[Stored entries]
※

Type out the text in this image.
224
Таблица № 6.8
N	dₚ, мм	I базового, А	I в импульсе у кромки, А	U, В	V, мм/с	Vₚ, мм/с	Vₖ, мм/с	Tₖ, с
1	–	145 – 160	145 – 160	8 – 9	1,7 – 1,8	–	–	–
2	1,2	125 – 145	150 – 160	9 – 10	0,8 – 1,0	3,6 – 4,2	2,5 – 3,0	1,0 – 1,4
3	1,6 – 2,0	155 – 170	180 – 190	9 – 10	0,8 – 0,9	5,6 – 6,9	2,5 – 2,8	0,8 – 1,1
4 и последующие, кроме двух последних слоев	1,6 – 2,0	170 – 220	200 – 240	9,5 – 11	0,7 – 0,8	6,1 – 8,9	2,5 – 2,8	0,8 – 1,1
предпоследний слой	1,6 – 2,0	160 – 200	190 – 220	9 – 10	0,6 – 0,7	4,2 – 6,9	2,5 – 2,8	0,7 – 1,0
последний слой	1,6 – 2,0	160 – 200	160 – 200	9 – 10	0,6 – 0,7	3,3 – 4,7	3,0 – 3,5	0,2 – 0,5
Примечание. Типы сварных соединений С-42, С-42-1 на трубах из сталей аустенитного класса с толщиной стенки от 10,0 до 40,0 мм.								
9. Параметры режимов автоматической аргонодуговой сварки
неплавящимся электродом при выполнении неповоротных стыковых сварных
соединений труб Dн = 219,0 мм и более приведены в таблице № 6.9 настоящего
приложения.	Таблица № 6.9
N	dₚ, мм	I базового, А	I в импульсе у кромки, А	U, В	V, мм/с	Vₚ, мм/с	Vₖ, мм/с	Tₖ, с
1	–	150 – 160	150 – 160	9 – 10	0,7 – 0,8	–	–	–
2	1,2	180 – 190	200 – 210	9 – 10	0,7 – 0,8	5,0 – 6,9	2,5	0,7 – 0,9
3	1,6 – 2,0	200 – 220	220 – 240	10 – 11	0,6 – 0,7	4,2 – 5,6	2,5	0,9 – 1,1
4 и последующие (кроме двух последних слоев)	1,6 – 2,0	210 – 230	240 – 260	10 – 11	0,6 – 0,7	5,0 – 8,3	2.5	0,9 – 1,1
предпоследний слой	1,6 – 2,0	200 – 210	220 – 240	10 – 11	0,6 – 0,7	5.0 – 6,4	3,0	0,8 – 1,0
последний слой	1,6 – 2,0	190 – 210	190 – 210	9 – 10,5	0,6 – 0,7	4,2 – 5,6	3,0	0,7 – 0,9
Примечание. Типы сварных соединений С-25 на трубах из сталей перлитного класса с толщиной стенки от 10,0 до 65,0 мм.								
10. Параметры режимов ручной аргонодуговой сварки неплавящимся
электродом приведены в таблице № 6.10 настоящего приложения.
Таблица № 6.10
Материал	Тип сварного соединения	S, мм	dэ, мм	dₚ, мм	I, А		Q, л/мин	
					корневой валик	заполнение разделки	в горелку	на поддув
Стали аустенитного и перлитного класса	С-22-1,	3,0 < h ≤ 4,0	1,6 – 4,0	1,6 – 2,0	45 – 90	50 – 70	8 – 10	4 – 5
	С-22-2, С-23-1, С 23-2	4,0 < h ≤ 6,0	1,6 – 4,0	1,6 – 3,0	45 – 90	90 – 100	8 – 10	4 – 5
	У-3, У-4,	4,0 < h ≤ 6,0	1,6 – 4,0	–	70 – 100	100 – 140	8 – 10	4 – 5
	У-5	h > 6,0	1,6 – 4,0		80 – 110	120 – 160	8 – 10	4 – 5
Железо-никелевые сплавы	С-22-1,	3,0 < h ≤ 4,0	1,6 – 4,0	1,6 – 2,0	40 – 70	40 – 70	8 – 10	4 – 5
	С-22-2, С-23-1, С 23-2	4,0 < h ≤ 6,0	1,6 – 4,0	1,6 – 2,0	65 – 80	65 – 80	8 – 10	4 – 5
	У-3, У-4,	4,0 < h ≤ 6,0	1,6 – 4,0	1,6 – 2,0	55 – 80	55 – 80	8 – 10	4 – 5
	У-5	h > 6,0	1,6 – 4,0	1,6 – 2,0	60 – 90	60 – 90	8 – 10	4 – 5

※

_Task prompt_
Work through the records line by line and tally those holding "слой". Reply with the number alone.

_Output_
4